> [Your goal] Type out the data exactly as given. Skip any image.

> [Entries shown]
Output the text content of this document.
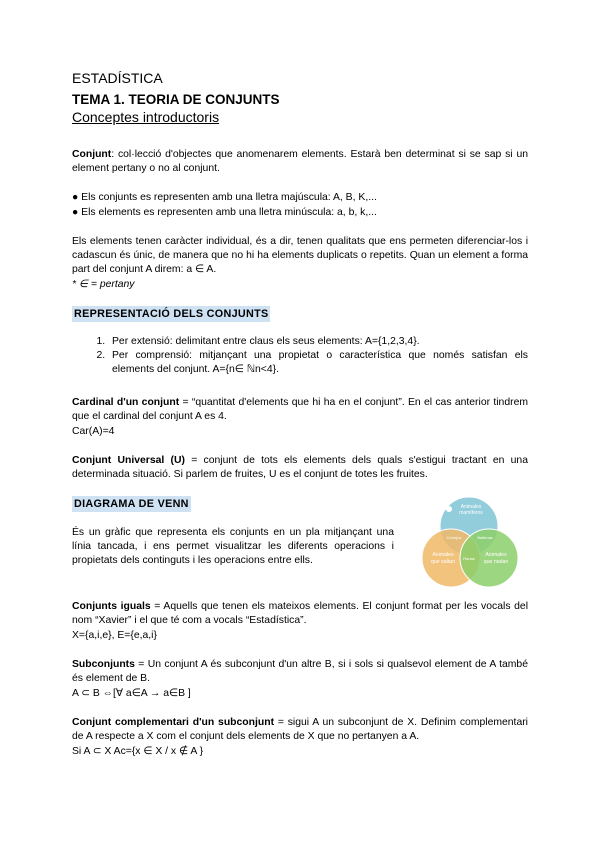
ESTADÍSTICA
TEMA 1. TEORIA DE CONJUNTS
Conceptes introductoris
Conjunt: col·lecció d'objectes que anomenarem elements. Estarà ben determinat si se sap si un element pertany o no al conjunt.
● Els conjunts es representen amb una lletra majúscula: A, B, K,...
● Els elements es representen amb una lletra minúscula: a, b, k,...
Els elements tenen caràcter individual, és a dir, tenen qualitats que ens permeten diferenciar-los i cadascun és únic, de manera que no hi ha elements duplicats o repetits. Quan un element a forma part del conjunt A direm: a ∈ A.
* ∈ = pertany
REPRESENTACIÓ DELS CONJUNTS
1. Per extensió: delimitant entre claus els seus elements: A={1,2,3,4}.
2. Per comprensió: mitjançant una propietat o característica que només satisfan els elements del conjunt. A={n∈ ℕn<4}.
Cardinal d'un conjunt = “quantitat d'elements que hi ha en el conjunt”. En el cas anterior tindrem que el cardinal del conjunt A es 4.
Car(A)=4
Conjunt Universal (U) = conjunt de tots els elements dels quals s'estigui tractant en una determinada situació. Si parlem de fruites, U es el conjunt de totes les fruites.
DIAGRAMA DE VENN
És un gràfic que representa els conjunts en un pla mitjançant una línia tancada, i ens permet visualitzar les diferents operacions i propietats dels continguts i les operacions entre ells.
Animales mamíferos
Animales que saltan
Animales que nadan
Conejos	Ballenas
Ranas
Conjunts iguals = Aquells que tenen els mateixos elements. El conjunt format per les vocals del nom “Xavier” i el que té com a vocals “Estadística”.
X={a,i,e}, E={e,a,i}
Subconjunts = Un conjunt A és subconjunt d'un altre B, si i sols si qualsevol element de A també és element de B.
A ⊂ B ⇔[∀ a∈A → a∈B ]
Conjunt complementari d'un subconjunt = sigui A un subconjunt de X. Definim complementari de A respecte a X com el conjunt dels elements de X que no pertanyen a A.
Si A ⊂ X Ac={x ∈ X / x ∉ A }
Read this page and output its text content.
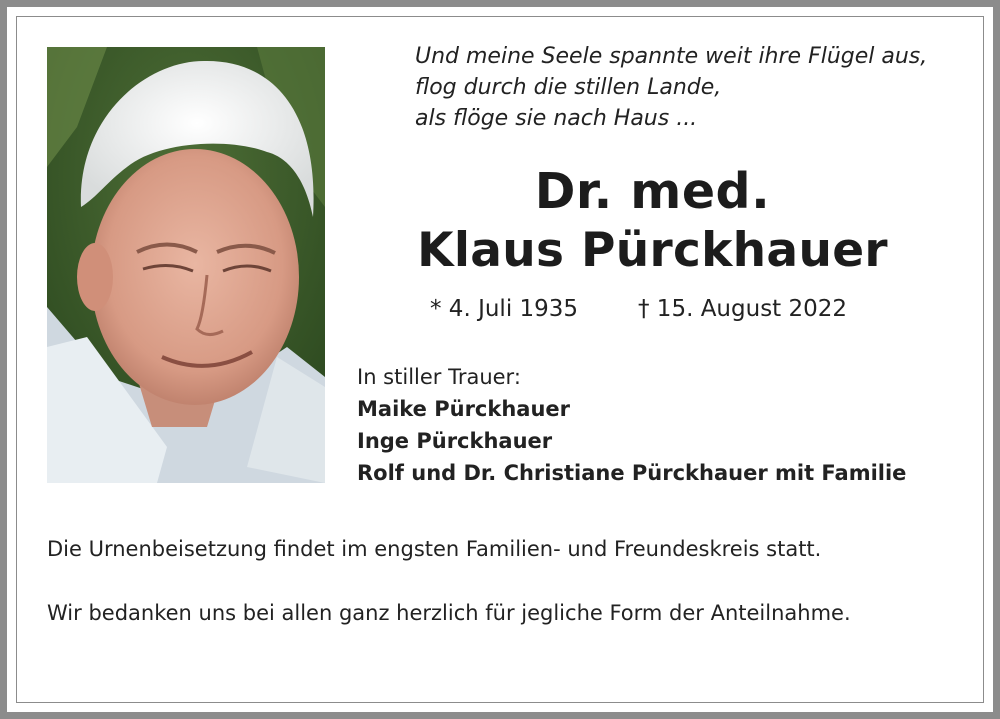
Und meine Seele spannte weit ihre Flügel aus,
flog durch die stillen Lande,
als flöge sie nach Haus ...
Dr. med.
Klaus Pürckhauer
* 4. Juli 1935	† 15. August 2022
In stiller Trauer:
Maike Pürckhauer
Inge Pürckhauer
Rolf und Dr. Christiane Pürckhauer mit Familie
Die Urnenbeisetzung findet im engsten Familien- und Freundeskreis statt.
Wir bedanken uns bei allen ganz herzlich für jegliche Form der Anteilnahme.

> [Response for this exercise]
Output the text content of this document.
ESTADÍSTICA
TEMA 1. TEORIA DE CONJUNTS
Conceptes introductoris
Conjunt: col·lecció d'objectes que anomenarem elements. Estarà ben determinat si se sap si un element pertany o no al conjunt.
● Els conjunts es representen amb una lletra majúscula: A, B, K,...
● Els elements es representen amb una lletra minúscula: a, b, k,...
Els elements tenen caràcter individual, és a dir, tenen qualitats que ens permeten diferenciar-los i cadascun és únic, de manera que no hi ha elements duplicats o repetits. Quan un element a forma part del conjunt A direm: a ∈ A.
* ∈ = pertany
REPRESENTACIÓ DELS CONJUNTS
1. Per extensió: delimitant entre claus els seus elements: A={1,2,3,4}.
2. Per comprensió: mitjançant una propietat o característica que només satisfan els elements del conjunt. A={n∈ ℕn<4}.
Cardinal d'un conjunt = “quantitat d'elements que hi ha en el conjunt”. En el cas anterior tindrem que el cardinal del conjunt A es 4.
Car(A)=4
Conjunt Universal (U) = conjunt de tots els elements dels quals s'estigui tractant en una determinada situació. Si parlem de fruites, U es el conjunt de totes les fruites.
DIAGRAMA DE VENN
És un gràfic que representa els conjunts en un pla mitjançant una línia tancada, i ens permet visualitzar les diferents operacions i propietats dels continguts i les operacions entre ells.
Animales mamíferos
Animales que saltan
Animales que nadan
Conejos	Ballenas
Ranas
Conjunts iguals = Aquells que tenen els mateixos elements. El conjunt format per les vocals del nom “Xavier” i el que té com a vocals “Estadística”.
X={a,i,e}, E={e,a,i}
Subconjunts = Un conjunt A és subconjunt d'un altre B, si i sols si qualsevol element de A també és element de B.
A ⊂ B ⇔[∀ a∈A → a∈B ]
Conjunt complementari d'un subconjunt = sigui A un subconjunt de X. Definim complementari de A respecte a X com el conjunt dels elements de X que no pertanyen a A.
Si A ⊂ X Ac={x ∈ X / x ∉ A }
Read this page and output its text content.
Und meine Seele spannte weit ihre Flügel aus,
flog durch die stillen Lande,
als flöge sie nach Haus ...
Dr. med.
Klaus Pürckhauer
* 4. Juli 1935	† 15. August 2022
In stiller Trauer:
Maike Pürckhauer
Inge Pürckhauer
Rolf und Dr. Christiane Pürckhauer mit Familie
Die Urnenbeisetzung findet im engsten Familien- und Freundeskreis statt.
Wir bedanken uns bei allen ganz herzlich für jegliche Form der Anteilnahme.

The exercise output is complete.